STORED ROWS:
※

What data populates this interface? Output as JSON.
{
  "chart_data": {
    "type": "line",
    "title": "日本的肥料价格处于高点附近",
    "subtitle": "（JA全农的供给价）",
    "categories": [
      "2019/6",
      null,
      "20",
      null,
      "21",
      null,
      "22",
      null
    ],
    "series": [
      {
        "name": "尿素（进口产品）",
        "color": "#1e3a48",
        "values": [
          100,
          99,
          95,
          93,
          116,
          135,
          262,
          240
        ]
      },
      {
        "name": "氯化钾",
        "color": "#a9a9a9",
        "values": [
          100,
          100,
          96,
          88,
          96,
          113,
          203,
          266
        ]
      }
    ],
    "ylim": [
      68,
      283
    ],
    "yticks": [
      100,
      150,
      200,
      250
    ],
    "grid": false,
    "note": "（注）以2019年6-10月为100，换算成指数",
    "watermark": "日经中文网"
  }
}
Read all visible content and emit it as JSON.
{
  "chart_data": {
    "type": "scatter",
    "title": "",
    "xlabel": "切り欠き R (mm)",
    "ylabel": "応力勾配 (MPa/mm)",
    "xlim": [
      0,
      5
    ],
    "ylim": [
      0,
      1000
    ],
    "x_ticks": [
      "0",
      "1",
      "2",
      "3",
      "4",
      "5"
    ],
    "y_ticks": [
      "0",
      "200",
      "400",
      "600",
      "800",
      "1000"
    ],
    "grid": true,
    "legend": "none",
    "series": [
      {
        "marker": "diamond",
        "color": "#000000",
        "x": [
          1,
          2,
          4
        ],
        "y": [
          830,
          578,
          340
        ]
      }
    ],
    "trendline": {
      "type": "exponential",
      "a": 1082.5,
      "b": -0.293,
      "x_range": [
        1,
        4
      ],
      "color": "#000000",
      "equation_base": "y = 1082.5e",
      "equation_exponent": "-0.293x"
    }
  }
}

※

EXERCISE REQUIREMENTS:
Give the data again, exactly as it stands.

RESPONSE TO THIS TASK:
What data populates this interface? Output as JSON.
{
  "chart_data": {
    "type": "line",
    "title": "日本的肥料价格处于高点附近",
    "subtitle": "（JA全农的供给价）",
    "categories": [
      "2019/6",
      null,
      "20",
      null,
      "21",
      null,
      "22",
      null
    ],
    "series": [
      {
        "name": "尿素（进口产品）",
        "color": "#1e3a48",
        "values": [
          100,
          99,
          95,
          93,
          116,
          135,
          262,
          240
        ]
      },
      {
        "name": "氯化钾",
        "color": "#a9a9a9",
        "values": [
          100,
          100,
          96,
          88,
          96,
          113,
          203,
          266
        ]
      }
    ],
    "ylim": [
      68,
      283
    ],
    "yticks": [
      100,
      150,
      200,
      250
    ],
    "grid": false,
    "note": "（注）以2019年6-10月为100，换算成指数",
    "watermark": "日经中文网"
  }
}
Read all visible content and emit it as JSON.
{
  "chart_data": {
    "type": "scatter",
    "title": "",
    "xlabel": "切り欠き R (mm)",
    "ylabel": "応力勾配 (MPa/mm)",
    "xlim": [
      0,
      5
    ],
    "ylim": [
      0,
      1000
    ],
    "x_ticks": [
      "0",
      "1",
      "2",
      "3",
      "4",
      "5"
    ],
    "y_ticks": [
      "0",
      "200",
      "400",
      "600",
      "800",
      "1000"
    ],
    "grid": true,
    "legend": "none",
    "series": [
      {
        "marker": "diamond",
        "color": "#000000",
        "x": [
          1,
          2,
          4
        ],
        "y": [
          830,
          578,
          340
        ]
      }
    ],
    "trendline": {
      "type": "exponential",
      "a": 1082.5,
      "b": -0.293,
      "x_range": [
        1,
        4
      ],
      "color": "#000000",
      "equation_base": "y = 1082.5e",
      "equation_exponent": "-0.293x"
    }
  }
}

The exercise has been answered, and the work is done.